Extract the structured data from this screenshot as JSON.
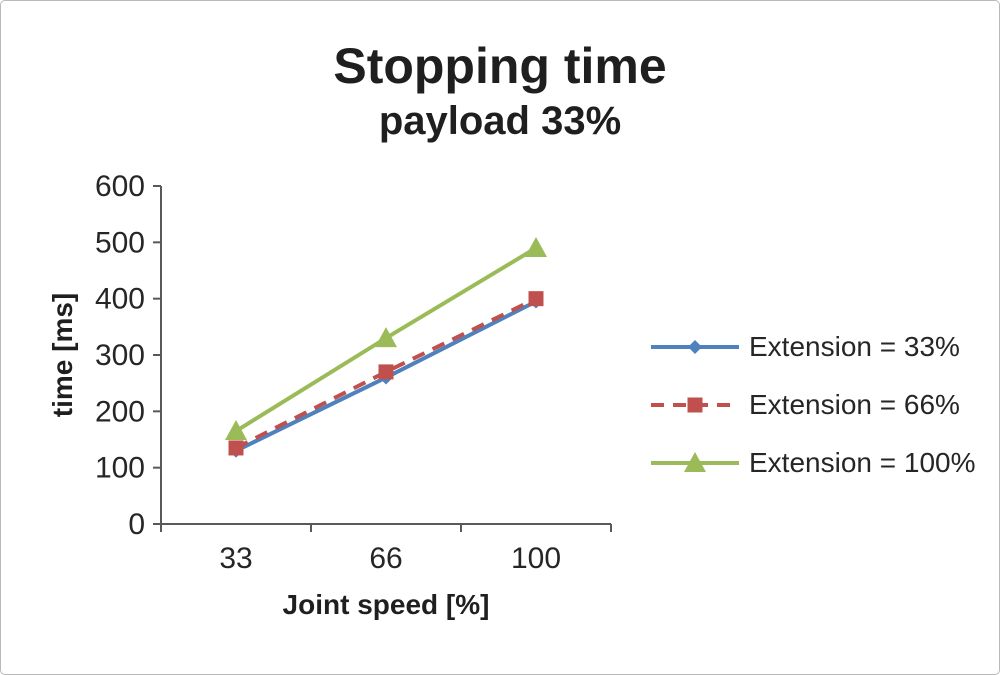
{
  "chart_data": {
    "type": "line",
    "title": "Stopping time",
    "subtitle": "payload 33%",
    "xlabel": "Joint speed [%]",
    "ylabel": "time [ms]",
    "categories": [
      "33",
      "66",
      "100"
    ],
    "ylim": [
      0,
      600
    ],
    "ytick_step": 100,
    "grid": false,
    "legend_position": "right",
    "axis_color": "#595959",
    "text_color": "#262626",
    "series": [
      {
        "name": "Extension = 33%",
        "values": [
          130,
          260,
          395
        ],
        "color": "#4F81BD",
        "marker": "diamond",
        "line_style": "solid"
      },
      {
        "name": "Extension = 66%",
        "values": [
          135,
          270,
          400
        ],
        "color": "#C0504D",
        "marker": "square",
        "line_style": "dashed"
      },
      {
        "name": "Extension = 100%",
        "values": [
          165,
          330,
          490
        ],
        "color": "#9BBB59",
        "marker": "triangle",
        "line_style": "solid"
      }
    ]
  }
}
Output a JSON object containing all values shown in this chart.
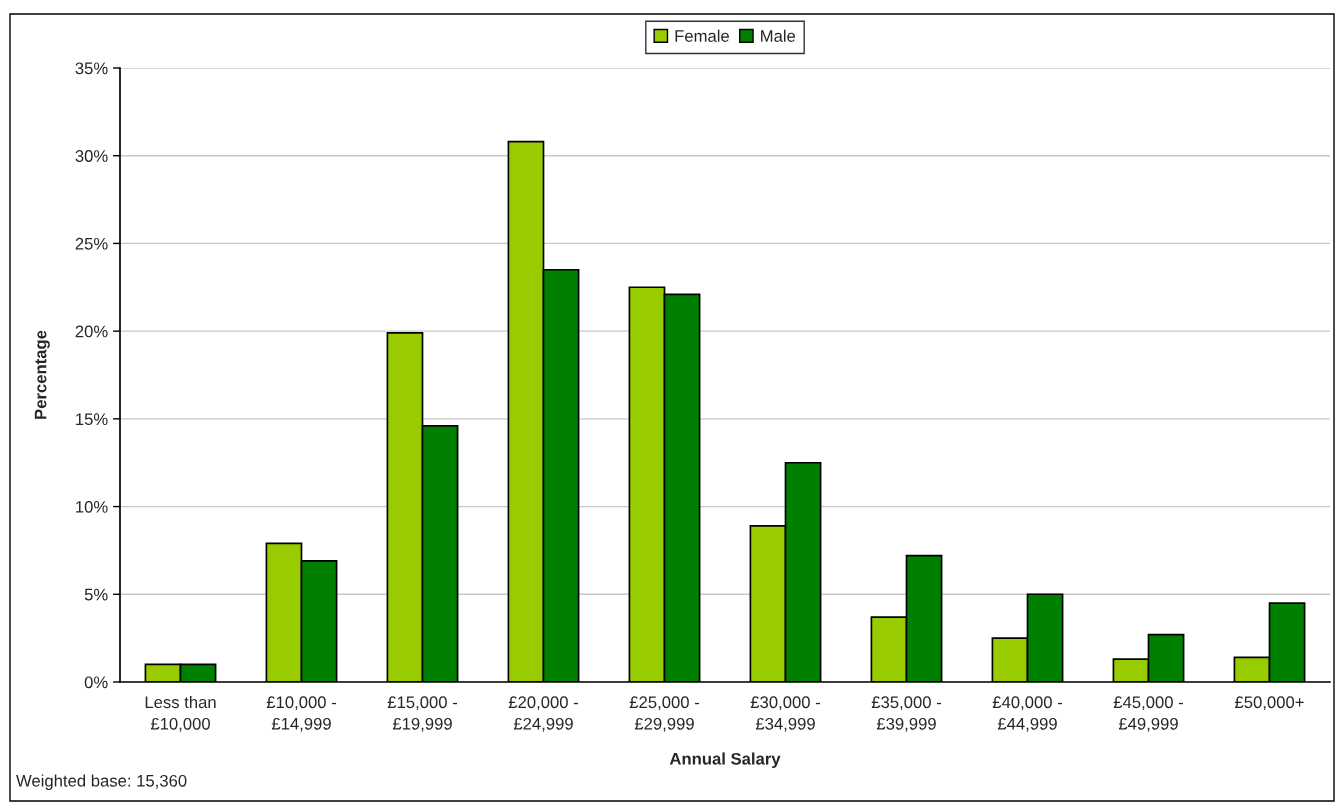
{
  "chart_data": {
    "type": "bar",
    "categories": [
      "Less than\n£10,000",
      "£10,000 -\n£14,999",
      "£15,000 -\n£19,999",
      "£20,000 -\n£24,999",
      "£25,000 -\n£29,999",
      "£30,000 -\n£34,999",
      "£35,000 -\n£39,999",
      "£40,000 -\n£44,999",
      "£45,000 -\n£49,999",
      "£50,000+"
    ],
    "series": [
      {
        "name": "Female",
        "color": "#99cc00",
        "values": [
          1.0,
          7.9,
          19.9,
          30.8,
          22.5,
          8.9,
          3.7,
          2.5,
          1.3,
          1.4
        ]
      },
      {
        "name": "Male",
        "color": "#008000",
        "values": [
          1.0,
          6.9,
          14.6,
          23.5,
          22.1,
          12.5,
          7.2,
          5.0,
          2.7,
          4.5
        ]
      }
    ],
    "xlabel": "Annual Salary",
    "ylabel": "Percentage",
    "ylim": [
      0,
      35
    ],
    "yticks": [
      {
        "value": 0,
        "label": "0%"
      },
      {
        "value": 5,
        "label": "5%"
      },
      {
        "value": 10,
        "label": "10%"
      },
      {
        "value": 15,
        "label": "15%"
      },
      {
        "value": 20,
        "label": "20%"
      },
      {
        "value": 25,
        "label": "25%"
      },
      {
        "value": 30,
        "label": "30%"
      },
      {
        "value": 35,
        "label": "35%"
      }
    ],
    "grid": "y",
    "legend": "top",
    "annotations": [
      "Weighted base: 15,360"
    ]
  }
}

▸ Exercise: Print each entry shown above with exact wording and no pictures.

▸ Exercise result:
Extract the structured data from this screenshot as JSON.
{
  "chart_data": {
    "type": "line",
    "title": "Stopping time",
    "subtitle": "payload 33%",
    "xlabel": "Joint speed [%]",
    "ylabel": "time [ms]",
    "categories": [
      "33",
      "66",
      "100"
    ],
    "ylim": [
      0,
      600
    ],
    "ytick_step": 100,
    "grid": false,
    "legend_position": "right",
    "axis_color": "#595959",
    "text_color": "#262626",
    "series": [
      {
        "name": "Extension = 33%",
        "values": [
          130,
          260,
          395
        ],
        "color": "#4F81BD",
        "marker": "diamond",
        "line_style": "solid"
      },
      {
        "name": "Extension = 66%",
        "values": [
          135,
          270,
          400
        ],
        "color": "#C0504D",
        "marker": "square",
        "line_style": "dashed"
      },
      {
        "name": "Extension = 100%",
        "values": [
          165,
          330,
          490
        ],
        "color": "#9BBB59",
        "marker": "triangle",
        "line_style": "solid"
      }
    ]
  }
}
Output a JSON object containing all values shown in this chart.
{
  "chart_data": {
    "type": "bar",
    "categories": [
      "Less than\n£10,000",
      "£10,000 -\n£14,999",
      "£15,000 -\n£19,999",
      "£20,000 -\n£24,999",
      "£25,000 -\n£29,999",
      "£30,000 -\n£34,999",
      "£35,000 -\n£39,999",
      "£40,000 -\n£44,999",
      "£45,000 -\n£49,999",
      "£50,000+"
    ],
    "series": [
      {
        "name": "Female",
        "color": "#99cc00",
        "values": [
          1.0,
          7.9,
          19.9,
          30.8,
          22.5,
          8.9,
          3.7,
          2.5,
          1.3,
          1.4
        ]
      },
      {
        "name": "Male",
        "color": "#008000",
        "values": [
          1.0,
          6.9,
          14.6,
          23.5,
          22.1,
          12.5,
          7.2,
          5.0,
          2.7,
          4.5
        ]
      }
    ],
    "xlabel": "Annual Salary",
    "ylabel": "Percentage",
    "ylim": [
      0,
      35
    ],
    "yticks": [
      {
        "value": 0,
        "label": "0%"
      },
      {
        "value": 5,
        "label": "5%"
      },
      {
        "value": 10,
        "label": "10%"
      },
      {
        "value": 15,
        "label": "15%"
      },
      {
        "value": 20,
        "label": "20%"
      },
      {
        "value": 25,
        "label": "25%"
      },
      {
        "value": 30,
        "label": "30%"
      },
      {
        "value": 35,
        "label": "35%"
      }
    ],
    "grid": "y",
    "legend": "top",
    "annotations": [
      "Weighted base: 15,360"
    ]
  }
}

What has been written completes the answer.